_Requirement_. Pick out every line in the data below that holds "efficiency".

(Extracted records)
====
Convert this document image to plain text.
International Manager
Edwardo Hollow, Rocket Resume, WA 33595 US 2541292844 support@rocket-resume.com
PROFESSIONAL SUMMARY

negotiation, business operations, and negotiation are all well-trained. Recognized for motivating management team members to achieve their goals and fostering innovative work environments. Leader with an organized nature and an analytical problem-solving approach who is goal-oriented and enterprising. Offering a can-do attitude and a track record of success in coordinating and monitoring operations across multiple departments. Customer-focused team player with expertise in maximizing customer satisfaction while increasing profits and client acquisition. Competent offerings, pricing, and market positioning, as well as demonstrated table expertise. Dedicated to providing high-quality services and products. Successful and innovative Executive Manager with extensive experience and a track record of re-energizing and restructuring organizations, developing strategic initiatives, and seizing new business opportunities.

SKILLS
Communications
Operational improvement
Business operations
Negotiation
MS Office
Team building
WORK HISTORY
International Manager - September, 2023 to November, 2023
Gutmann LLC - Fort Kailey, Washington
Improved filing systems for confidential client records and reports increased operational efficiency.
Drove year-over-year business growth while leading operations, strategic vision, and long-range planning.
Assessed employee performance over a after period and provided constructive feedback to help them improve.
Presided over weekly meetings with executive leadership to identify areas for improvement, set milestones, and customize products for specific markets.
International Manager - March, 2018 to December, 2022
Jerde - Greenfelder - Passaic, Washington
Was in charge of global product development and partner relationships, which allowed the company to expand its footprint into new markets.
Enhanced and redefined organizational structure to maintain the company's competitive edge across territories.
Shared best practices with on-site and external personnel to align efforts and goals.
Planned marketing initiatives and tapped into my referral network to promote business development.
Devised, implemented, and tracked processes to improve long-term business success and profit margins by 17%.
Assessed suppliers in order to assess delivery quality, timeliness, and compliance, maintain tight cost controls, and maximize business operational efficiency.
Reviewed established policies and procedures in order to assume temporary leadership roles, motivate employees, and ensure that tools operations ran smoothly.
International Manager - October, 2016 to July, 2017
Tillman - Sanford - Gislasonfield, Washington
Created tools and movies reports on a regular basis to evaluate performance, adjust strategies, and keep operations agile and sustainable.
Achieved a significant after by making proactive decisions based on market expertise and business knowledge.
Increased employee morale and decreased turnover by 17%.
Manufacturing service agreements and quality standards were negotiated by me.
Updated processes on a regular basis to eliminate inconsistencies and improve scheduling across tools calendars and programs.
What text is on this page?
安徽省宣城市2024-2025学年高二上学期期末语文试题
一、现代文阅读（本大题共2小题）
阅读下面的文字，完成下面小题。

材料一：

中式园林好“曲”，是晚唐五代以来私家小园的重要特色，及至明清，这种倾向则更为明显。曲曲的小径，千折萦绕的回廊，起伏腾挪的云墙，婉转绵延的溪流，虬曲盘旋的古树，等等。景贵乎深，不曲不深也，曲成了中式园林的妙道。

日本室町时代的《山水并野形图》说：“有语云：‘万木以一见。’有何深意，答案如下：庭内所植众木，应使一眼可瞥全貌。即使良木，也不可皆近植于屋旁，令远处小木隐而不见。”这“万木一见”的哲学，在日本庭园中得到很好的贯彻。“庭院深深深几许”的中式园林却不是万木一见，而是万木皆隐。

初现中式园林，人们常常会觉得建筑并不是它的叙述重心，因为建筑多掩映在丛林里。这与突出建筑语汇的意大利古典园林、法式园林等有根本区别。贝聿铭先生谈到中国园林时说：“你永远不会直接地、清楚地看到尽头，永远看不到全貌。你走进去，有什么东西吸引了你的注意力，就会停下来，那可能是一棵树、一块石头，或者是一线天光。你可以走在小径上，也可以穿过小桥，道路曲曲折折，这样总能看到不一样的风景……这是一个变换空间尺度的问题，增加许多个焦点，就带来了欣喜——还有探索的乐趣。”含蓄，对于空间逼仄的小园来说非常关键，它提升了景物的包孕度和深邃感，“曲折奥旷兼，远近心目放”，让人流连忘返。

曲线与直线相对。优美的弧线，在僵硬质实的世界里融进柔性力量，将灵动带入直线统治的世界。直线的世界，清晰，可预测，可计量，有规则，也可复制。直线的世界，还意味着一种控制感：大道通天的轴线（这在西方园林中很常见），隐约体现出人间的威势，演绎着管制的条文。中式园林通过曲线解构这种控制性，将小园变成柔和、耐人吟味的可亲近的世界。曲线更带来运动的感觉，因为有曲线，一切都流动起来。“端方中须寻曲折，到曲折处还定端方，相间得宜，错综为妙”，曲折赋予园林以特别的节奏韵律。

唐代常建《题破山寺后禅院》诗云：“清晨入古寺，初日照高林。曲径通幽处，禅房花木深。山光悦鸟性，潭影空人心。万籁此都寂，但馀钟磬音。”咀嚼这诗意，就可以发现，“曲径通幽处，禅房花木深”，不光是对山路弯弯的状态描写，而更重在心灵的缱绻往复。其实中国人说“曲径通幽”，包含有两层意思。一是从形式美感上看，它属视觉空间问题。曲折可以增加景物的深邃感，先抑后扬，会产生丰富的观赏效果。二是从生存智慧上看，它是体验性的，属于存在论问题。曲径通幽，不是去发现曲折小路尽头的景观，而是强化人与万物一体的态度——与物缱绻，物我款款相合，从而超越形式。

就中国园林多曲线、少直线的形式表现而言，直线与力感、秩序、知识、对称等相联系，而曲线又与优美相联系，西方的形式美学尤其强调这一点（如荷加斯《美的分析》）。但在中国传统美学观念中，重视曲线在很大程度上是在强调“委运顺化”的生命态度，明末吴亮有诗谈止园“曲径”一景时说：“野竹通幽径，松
====
_Expected answer_.
Improved filing systems for confidential client records and reports increased operational efficiency.
Assessed suppliers in order to assess delivery quality, timeliness, and compliance, maintain tight cost controls, and maximize business operational efficiency.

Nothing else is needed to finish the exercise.